::: DATA SUPPLIED

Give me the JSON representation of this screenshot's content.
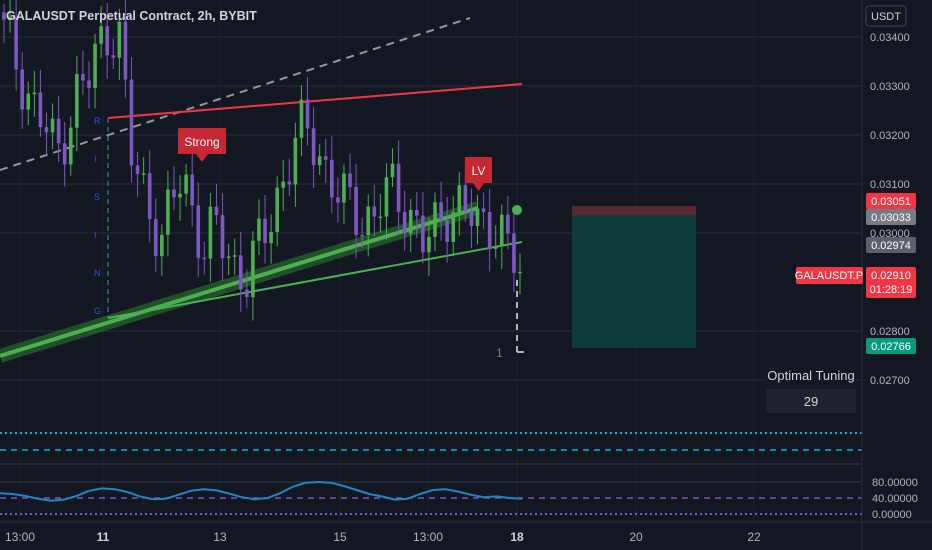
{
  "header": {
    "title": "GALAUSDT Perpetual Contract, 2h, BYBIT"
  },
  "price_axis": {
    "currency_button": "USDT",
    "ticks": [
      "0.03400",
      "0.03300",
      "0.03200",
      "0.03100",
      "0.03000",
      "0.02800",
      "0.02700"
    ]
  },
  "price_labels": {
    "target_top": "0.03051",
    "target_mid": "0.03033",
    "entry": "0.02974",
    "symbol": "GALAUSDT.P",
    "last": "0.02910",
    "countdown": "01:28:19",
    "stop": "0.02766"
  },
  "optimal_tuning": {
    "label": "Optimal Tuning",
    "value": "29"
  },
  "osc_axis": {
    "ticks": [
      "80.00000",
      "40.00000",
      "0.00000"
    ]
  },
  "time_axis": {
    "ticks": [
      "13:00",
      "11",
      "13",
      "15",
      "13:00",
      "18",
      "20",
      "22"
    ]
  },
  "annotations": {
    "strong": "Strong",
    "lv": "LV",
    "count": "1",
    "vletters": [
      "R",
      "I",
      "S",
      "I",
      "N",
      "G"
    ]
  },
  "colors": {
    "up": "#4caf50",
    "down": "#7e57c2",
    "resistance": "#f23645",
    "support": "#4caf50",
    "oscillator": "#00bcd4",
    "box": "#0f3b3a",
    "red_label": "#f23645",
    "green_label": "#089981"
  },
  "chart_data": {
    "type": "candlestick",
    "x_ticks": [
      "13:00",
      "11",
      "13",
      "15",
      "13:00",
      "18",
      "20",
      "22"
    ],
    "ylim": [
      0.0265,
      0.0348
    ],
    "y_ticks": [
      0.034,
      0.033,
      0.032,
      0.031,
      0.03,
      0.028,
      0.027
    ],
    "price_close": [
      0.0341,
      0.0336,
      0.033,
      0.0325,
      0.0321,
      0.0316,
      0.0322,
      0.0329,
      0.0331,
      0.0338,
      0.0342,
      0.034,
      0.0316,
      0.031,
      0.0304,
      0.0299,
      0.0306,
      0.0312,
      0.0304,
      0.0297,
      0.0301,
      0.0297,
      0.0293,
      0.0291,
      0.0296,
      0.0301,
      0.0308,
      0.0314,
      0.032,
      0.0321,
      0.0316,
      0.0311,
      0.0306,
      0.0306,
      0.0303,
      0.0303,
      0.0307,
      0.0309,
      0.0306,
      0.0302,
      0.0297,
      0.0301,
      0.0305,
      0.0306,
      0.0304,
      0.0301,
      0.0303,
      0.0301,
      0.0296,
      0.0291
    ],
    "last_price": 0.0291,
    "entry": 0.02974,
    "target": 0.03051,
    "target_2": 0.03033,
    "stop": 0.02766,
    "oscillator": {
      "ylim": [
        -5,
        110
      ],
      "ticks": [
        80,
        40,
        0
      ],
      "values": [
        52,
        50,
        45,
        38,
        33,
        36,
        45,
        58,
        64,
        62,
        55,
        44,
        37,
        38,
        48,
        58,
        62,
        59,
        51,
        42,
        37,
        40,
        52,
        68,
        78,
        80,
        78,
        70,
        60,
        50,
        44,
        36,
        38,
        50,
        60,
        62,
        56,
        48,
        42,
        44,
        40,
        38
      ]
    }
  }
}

::::::
::: DATA SUPPLIED

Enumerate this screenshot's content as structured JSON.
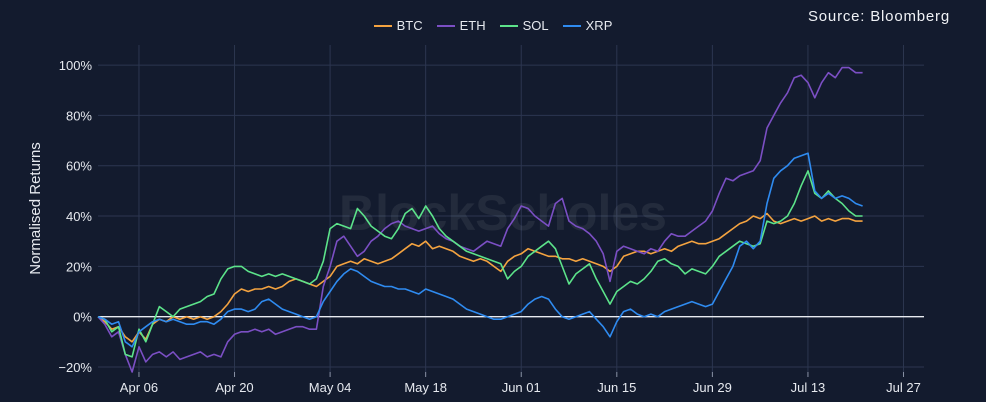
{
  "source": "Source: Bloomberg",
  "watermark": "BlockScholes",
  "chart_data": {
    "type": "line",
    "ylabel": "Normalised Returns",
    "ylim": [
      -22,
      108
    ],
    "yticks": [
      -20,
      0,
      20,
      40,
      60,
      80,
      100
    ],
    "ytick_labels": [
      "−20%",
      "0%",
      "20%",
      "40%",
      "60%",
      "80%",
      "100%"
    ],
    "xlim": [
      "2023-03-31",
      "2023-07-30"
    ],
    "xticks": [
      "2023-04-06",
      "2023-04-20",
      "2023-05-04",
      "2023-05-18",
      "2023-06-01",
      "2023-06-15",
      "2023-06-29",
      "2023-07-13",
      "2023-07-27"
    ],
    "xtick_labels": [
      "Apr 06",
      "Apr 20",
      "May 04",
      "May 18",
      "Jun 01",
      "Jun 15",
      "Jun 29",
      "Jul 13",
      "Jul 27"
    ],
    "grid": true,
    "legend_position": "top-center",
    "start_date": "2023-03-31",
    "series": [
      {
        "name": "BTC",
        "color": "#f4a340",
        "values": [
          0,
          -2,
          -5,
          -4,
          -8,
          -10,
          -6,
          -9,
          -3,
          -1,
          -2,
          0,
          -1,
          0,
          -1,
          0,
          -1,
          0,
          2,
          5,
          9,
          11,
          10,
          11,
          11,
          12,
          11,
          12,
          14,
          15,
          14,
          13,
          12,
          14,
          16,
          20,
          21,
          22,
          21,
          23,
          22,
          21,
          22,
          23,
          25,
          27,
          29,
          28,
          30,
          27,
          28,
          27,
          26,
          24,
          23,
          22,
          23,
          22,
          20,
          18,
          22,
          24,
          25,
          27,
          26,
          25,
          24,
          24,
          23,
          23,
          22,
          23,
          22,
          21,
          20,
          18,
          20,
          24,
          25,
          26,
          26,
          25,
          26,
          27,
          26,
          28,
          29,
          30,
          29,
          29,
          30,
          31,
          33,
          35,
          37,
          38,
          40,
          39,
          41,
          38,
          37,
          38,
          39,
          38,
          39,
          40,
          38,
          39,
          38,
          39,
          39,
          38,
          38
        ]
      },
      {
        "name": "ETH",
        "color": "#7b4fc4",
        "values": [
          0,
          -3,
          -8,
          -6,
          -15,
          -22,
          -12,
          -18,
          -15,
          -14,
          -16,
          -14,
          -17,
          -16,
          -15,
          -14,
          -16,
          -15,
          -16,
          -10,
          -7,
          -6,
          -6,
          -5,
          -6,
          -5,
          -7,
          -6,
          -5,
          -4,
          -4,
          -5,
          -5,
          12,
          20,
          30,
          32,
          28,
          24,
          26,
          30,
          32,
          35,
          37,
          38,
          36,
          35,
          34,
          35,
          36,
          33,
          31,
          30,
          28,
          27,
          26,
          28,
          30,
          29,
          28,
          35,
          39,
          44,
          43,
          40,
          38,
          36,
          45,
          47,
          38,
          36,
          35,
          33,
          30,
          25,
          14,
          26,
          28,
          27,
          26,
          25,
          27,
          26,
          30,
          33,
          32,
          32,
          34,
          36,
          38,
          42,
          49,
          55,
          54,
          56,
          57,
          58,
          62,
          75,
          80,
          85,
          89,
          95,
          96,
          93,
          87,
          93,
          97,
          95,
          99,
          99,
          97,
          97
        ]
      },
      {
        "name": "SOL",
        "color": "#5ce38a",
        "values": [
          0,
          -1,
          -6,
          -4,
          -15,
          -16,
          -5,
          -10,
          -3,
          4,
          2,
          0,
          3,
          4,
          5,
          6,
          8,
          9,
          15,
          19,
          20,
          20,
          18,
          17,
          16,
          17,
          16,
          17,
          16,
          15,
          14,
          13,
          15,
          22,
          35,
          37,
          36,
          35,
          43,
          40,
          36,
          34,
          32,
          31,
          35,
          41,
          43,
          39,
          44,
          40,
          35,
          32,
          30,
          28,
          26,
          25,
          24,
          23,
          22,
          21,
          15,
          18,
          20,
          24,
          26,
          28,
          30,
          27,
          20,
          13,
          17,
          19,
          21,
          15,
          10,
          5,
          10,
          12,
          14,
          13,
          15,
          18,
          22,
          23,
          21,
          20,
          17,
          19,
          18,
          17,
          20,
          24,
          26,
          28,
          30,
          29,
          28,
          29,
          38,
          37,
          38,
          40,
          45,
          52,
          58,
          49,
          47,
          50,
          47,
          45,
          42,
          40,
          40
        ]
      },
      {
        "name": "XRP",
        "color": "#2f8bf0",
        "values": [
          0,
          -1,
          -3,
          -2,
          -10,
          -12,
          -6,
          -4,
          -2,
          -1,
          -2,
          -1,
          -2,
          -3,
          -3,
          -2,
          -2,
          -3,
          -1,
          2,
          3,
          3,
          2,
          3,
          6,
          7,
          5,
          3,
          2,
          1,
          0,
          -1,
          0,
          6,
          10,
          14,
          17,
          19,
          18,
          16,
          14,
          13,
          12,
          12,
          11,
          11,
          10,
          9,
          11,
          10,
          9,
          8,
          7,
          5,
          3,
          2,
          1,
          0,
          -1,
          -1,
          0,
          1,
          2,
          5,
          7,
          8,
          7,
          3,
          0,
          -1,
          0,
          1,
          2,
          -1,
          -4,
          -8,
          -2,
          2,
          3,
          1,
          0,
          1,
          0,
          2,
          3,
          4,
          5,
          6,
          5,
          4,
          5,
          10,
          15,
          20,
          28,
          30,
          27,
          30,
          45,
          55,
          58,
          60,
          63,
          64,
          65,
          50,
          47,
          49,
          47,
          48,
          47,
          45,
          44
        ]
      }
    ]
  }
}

::::::

# WHAT IS EXPECTED
Report the number of lines in the entries above that include the word "JSON" and add nothing to it.

# CORRECT RESPONSE
2